▸ Texto mostrado:
⟨

La compunción (“katànyxis”)

Aflicción, o pénthos, es el término general que describe la “pre-condición” de las lágrimas. Pero el término griego katànyxis – y el término italiano tiene una etimología similar, basada la palabra latina compunctio – da a la noción la particularidad de una punción o de un pinchazo, que tiene un efecto doble. Se trata de una experiencia a la vez doloroza y estimulante. Se tiene una imprevista sensación de dolor y, al mismo tiempo, uno es atraído a avanzar por un largo camino que se abre adelante: este es el camino de las lágrimas. La incisiva punción provoca una tangible y conciente exitación, descripta por Juan como “un estímulo (kéntron) dorado en el alma”.

La compunción, por esto, no implica simplemente remordimiento o lamento, sino también una incitación, un impulso hacia la perfección. Su significado no es puramente negativo, sino sobre todo positivo. En realidad, la punción viene de Dios, pero puede venir también indirectamente del exterior – por medio de alguien a quien encontramos o de una palabra que oímos – o también del interior – de nuestro corazón o de nuestra mente-. En todo caso la compunción presupone una “visita” por parte de Dios: “El Señor viene sin ser invitado”, dice Juan.

Juan habla de un don que consuela (parakaloùmenos). El dolor provocado por la “aguja” de la gracia de Dios tendrá como efecto la separación de las pasiones, la remoción de los deseos de la carne. Así, la herida es ante todo infligida por la gracia y después aliviada por la gracia. Se resuelve en la dolorosa realización del propio vacío que constituye el prerrequisito en vista a ser colmados por la gracia de Dios. Toda forma de orgullo dispersa – Clímaco dice: “destruye”- inmediatamente la compunción. En cambio, la compunción es sostenida por el recuerdo de la muerte, pero no puede ser realmente una consolación por el dolor sino fuera por la misma gracia, que viene “como agua fresca”, como un rocío de agua fresca sobre el rostro. La compunción nos hace ebrios del deseo de Dios (methystheìs katanyxei). Es un signo de completa franqueza, lejos de todas las máscaras de la hipocresía.

Algunos están inclinados a las lágrimas porque están muy sujetos a estados de ánimos emotivos:


“He visto derramar con pena pequeñas gotas como de sangre y he visto brotar fuentes sin ninguna pena. Por esto tienen para mí más valor que las lágrimas las penas de quienes sufren. Pienso que para Dios también es así.” Juan Clímaco. Escala 7, 26

Para Juan, cuando la compunción es obtenida por naturaleza o por inclinación es menos preciosa que cuando ésta es un don que viene de Dios. El criterio real es la experiencia del sufrimiento, la herida que le es infligida. La compución obtenida “sin ninguna pena (àponos)”, según la opinión de Juan, es de menor valor. Simeón el Nuevo Teólogo, como quiera que sea, no acepta escusas para la falta de lágrimas, y considera esta condición como una herejía: para Simeón, “cualquiera que quiera, puede llorar” (Catequesis 4). Al contrario, Juan Clímaco, atento a animar a cada uno, admite vías alternativas para aquellos a los cuales no son otorgadas las lágrimas”.

⟩

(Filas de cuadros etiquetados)

⟨

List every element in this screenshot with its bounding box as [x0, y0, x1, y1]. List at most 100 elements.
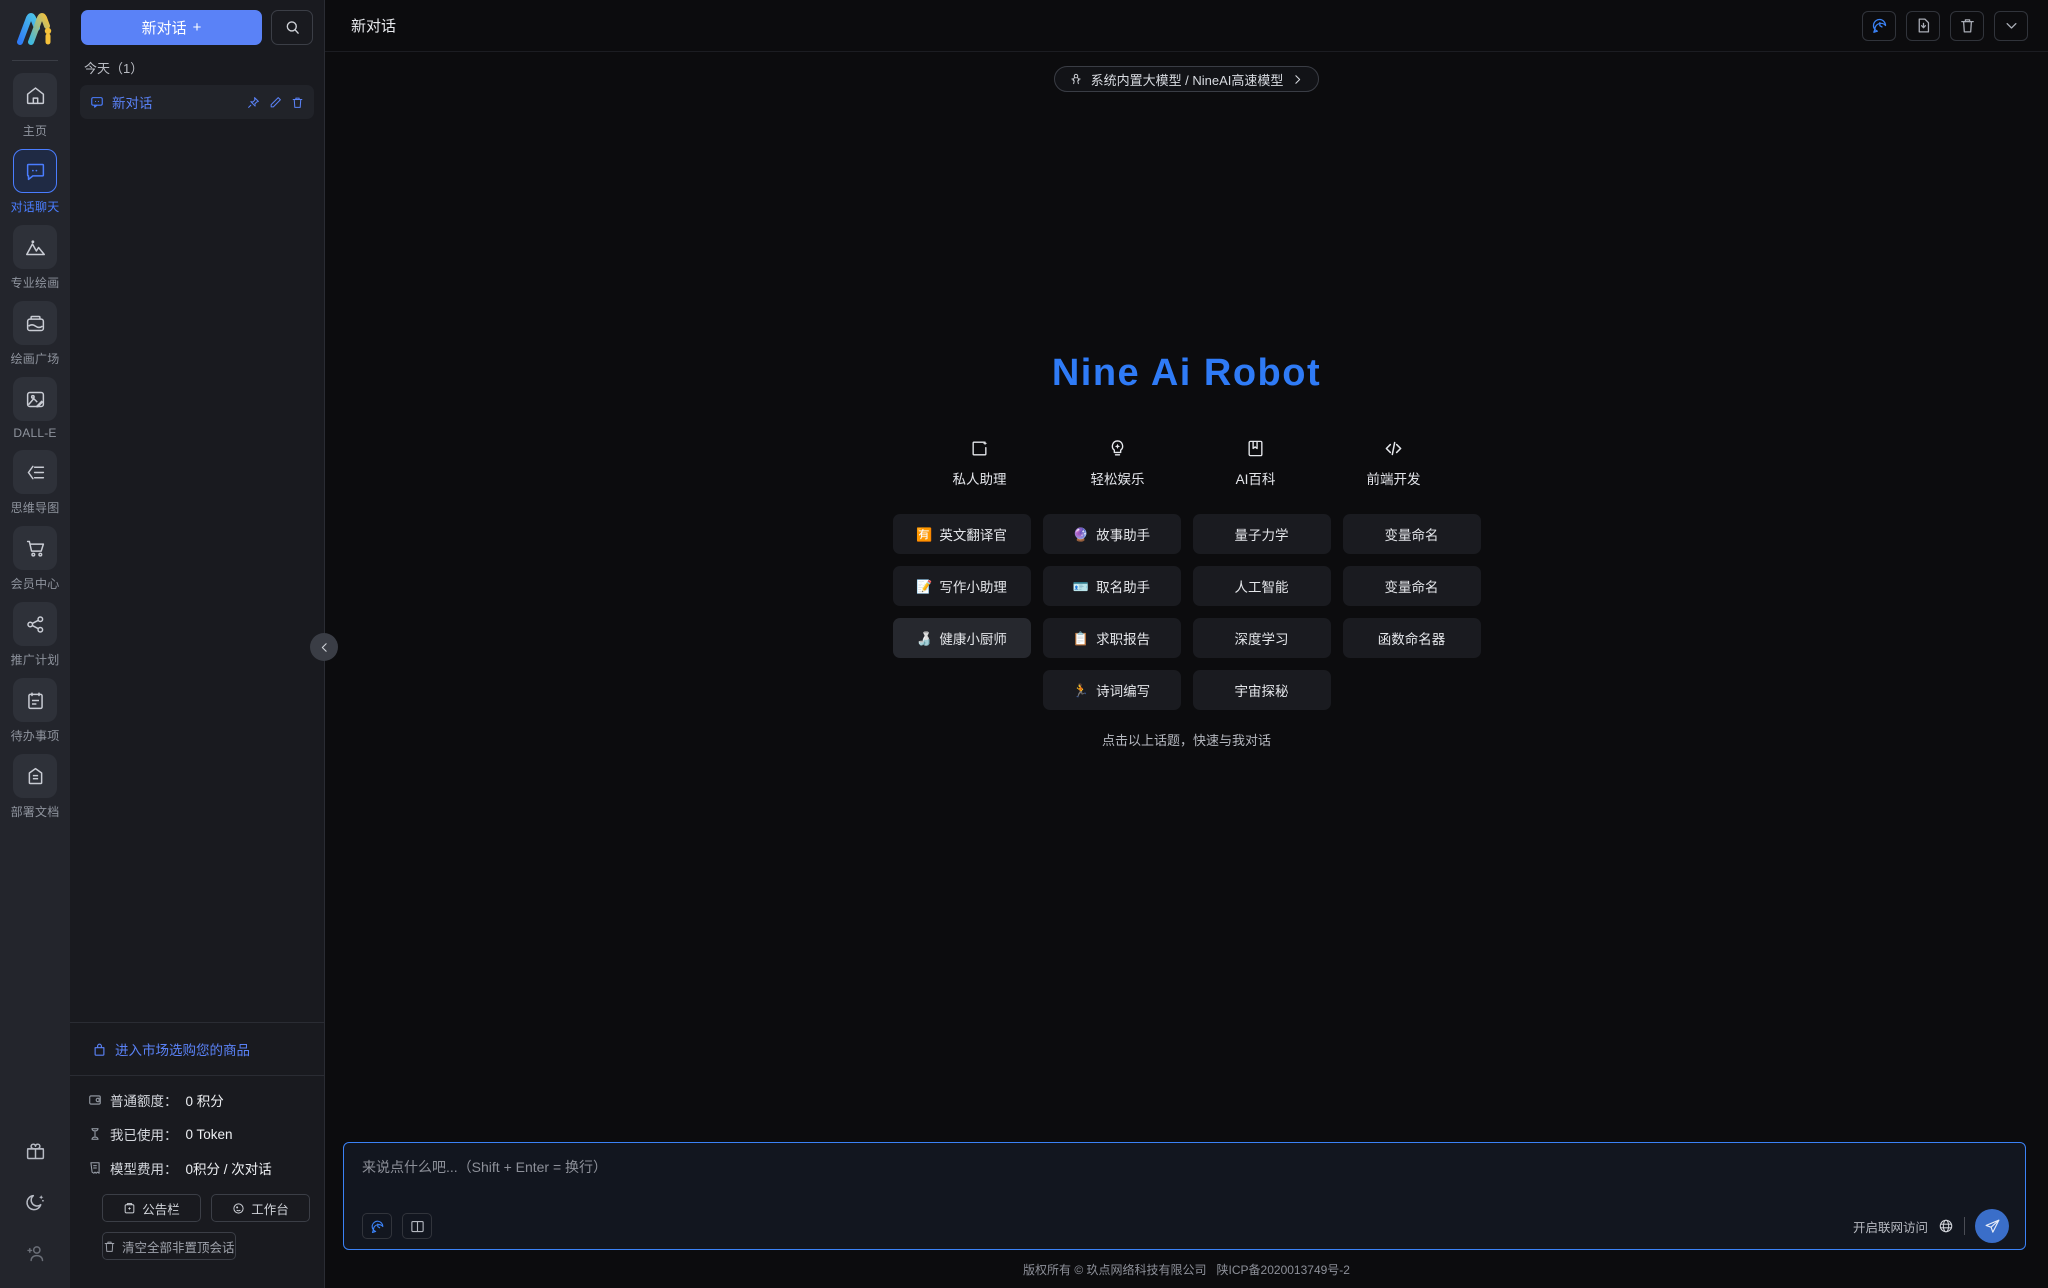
stat-label: 我已使用： — [110, 1128, 178, 1143]
workbench-label: 工作台 — [251, 1202, 289, 1217]
app-logo[interactable] — [0, 0, 70, 58]
sidebar-item-todo[interactable]: 待办事项 — [6, 678, 64, 744]
sidebar-item-docs[interactable]: 部署文档 — [6, 754, 64, 820]
category-assistant[interactable]: 私人助理 — [911, 437, 1049, 488]
save-button[interactable] — [1906, 10, 1940, 41]
prompt-library-button[interactable] — [402, 1213, 432, 1239]
edit-icon[interactable] — [269, 96, 282, 109]
sidebar-item-member[interactable]: 会员中心 — [6, 526, 64, 592]
category-label: 轻松娱乐 — [1090, 472, 1145, 487]
prompt-chip[interactable]: 🏃 诗词编写 — [1042, 670, 1181, 710]
delete-button[interactable] — [1950, 10, 1984, 41]
market-link[interactable]: 进入市场选购您的商品 — [70, 1022, 324, 1075]
chip-label: 函数命名器 — [1377, 632, 1446, 647]
category-encyclopedia[interactable]: AI百科 — [1187, 437, 1325, 488]
sidebar-item-chat[interactable]: 对话聊天 — [6, 149, 64, 215]
workbench-button[interactable]: 工作台 — [211, 1194, 310, 1222]
model-selector-bar: 系统内置大模型 / NineAI高速模型 — [325, 52, 2048, 92]
search-icon — [284, 19, 301, 36]
category-label: AI百科 — [1235, 472, 1276, 487]
prompt-chip[interactable]: 量子力学 — [1192, 514, 1331, 554]
prompt-chip[interactable]: 变量命名 — [1342, 566, 1481, 606]
trash-icon — [103, 1240, 116, 1253]
sidebar-item-mindmap[interactable]: 思维导图 — [6, 450, 64, 516]
gift-icon[interactable] — [25, 1141, 46, 1162]
prompt-chip[interactable]: 🈶 英文翻译官 — [892, 514, 1031, 554]
send-icon — [1984, 1218, 2001, 1235]
rail-bottom-actions — [0, 1141, 70, 1264]
chip-emoji: 📋 — [1072, 630, 1090, 646]
sidebar-item-promotion[interactable]: 推广计划 — [6, 602, 64, 668]
prompt-chip[interactable]: 🔮 故事助手 — [1042, 514, 1181, 554]
sidebar-item-label: 部署文档 — [10, 805, 60, 819]
stat-label: 普通额度： — [110, 1094, 178, 1109]
globe-icon[interactable] — [1938, 1218, 1954, 1234]
footer: 版权所有 © 玖点网络科技有限公司 陕ICP备2020013749号-2 — [325, 1250, 2048, 1288]
collapse-panel-handle[interactable] — [310, 633, 338, 661]
list-item[interactable]: 新对话 — [80, 85, 314, 119]
prompt-chip[interactable]: 深度学习 — [1192, 618, 1331, 658]
chip-row: 🍶 健康小厨师 📋 求职报告 深度学习 函数命名器 — [892, 618, 1481, 658]
more-button[interactable] — [1994, 10, 2028, 41]
sidebar-item-label: 绘画广场 — [10, 352, 60, 366]
stat-value: 0 Token — [185, 1126, 233, 1142]
search-button[interactable] — [271, 10, 313, 45]
announcement-button[interactable]: 公告栏 — [102, 1194, 201, 1222]
sidebar-item-home[interactable]: 主页 — [6, 73, 64, 139]
prompt-chip[interactable]: 宇宙探秘 — [1192, 670, 1331, 710]
sidebar-item-dalle[interactable]: DALL-E — [6, 377, 64, 440]
conversation-title: 新对话 — [112, 96, 153, 111]
sidebar-item-pro-paint[interactable]: 专业绘画 — [6, 225, 64, 291]
clear-conversations-button[interactable]: 清空全部非置顶会话 — [102, 1232, 236, 1260]
sidebar-item-label: 推广计划 — [10, 653, 60, 667]
book-icon — [1246, 437, 1265, 459]
composer-right-actions: 开启联网访问 — [1853, 1209, 2009, 1243]
model-selector[interactable]: 系统内置大模型 / NineAI高速模型 — [1053, 66, 1320, 92]
chip-label: 人工智能 — [1234, 580, 1289, 595]
prompt-chip[interactable]: 🍶 健康小厨师 — [892, 618, 1031, 658]
history-button[interactable] — [1862, 10, 1896, 41]
sidebar-item-label: 待办事项 — [10, 729, 60, 743]
shop-icon — [92, 1042, 107, 1057]
prompt-chip[interactable]: 🪪 取名助手 — [1042, 566, 1181, 606]
moon-icon[interactable] — [25, 1192, 46, 1213]
workbench-icon — [232, 1202, 245, 1215]
add-user-icon[interactable] — [25, 1243, 46, 1264]
category-row: 私人助理 轻松娱乐 AI百科 前端开发 — [911, 437, 1463, 488]
chip-label: 英文翻译官 — [939, 528, 1007, 543]
chip-emoji: 🪪 — [1072, 578, 1090, 594]
conversation-toolbar: 新对话 + — [70, 0, 324, 45]
sidebar-item-label: 专业绘画 — [10, 276, 60, 290]
message-input[interactable] — [344, 1143, 2025, 1203]
chip-emoji: 🔮 — [1072, 526, 1090, 542]
prompt-chip[interactable]: 函数命名器 — [1342, 618, 1481, 658]
sidebar-item-label: 思维导图 — [10, 501, 60, 515]
assistant-icon — [970, 437, 989, 459]
send-button[interactable] — [1975, 1209, 2009, 1243]
doc-archive-icon — [13, 754, 57, 798]
chip-emoji: 🏃 — [1072, 682, 1090, 698]
new-chat-button[interactable]: 新对话 + — [81, 10, 262, 45]
book-open-icon — [410, 1219, 425, 1234]
category-frontend[interactable]: 前端开发 — [1325, 437, 1463, 488]
chat-icon — [13, 149, 57, 193]
receipt-icon — [88, 1161, 102, 1175]
delete-icon[interactable] — [291, 96, 304, 109]
stat-label: 模型费用： — [110, 1162, 178, 1177]
history-button[interactable] — [362, 1213, 392, 1239]
toolbar-divider — [1964, 1217, 1965, 1235]
stat-value: 0 积分 — [185, 1094, 224, 1109]
prompt-chip[interactable]: 人工智能 — [1192, 566, 1331, 606]
credit-icon — [88, 1093, 102, 1107]
chip-emoji: 🈶 — [916, 526, 933, 542]
prompt-chip[interactable]: 📝 写作小助理 — [892, 566, 1031, 606]
category-entertainment[interactable]: 轻松娱乐 — [1049, 437, 1187, 488]
sidebar-item-gallery[interactable]: 绘画广场 — [6, 301, 64, 367]
chevron-left-icon — [318, 641, 331, 654]
stat-quota: 普通额度： 0 积分 — [88, 1090, 324, 1110]
new-chat-label: 新对话 — [141, 20, 187, 37]
pin-icon[interactable] — [247, 96, 260, 109]
prompt-chip[interactable]: 变量命名 — [1342, 514, 1481, 554]
prompt-chip[interactable]: 📋 求职报告 — [1042, 618, 1181, 658]
chevron-right-icon — [1291, 73, 1304, 86]
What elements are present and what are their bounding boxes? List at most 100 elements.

⟩

▸ Por hacer: Edita el texto sobre la compunción desde "Juan habla de" hasta "de la hipocresía.", cambiando "rostro" por "semblante". Estas filas provienen de otra fuente.

▸ En respuesta:
Juan habla de un don que consuela (parakaloùmenos). El dolor provocado por la “aguja” de la gracia de Dios tendrá como efecto la separación de las pasiones, la remoción de los deseos de la carne. Así, la herida es ante todo infligida por la gracia y después aliviada por la gracia. Se resuelve en la dolorosa realización del propio vacío que constituye el prerrequisito en vista a ser colmados por la gracia de Dios. Toda forma de orgullo dispersa – Clímaco dice: “destruye”- inmediatamente la compunción. En cambio, la compunción es sostenida por el recuerdo de la muerte, pero no puede ser realmente una consolación por el dolor sino fuera por la misma gracia, que viene “como agua fresca”, como un rocío de agua fresca sobre el semblante. La compunción nos hace ebrios del deseo de Dios (methystheìs katanyxei). Es un signo de completa franqueza, lejos de todas las máscaras de la hipocresía.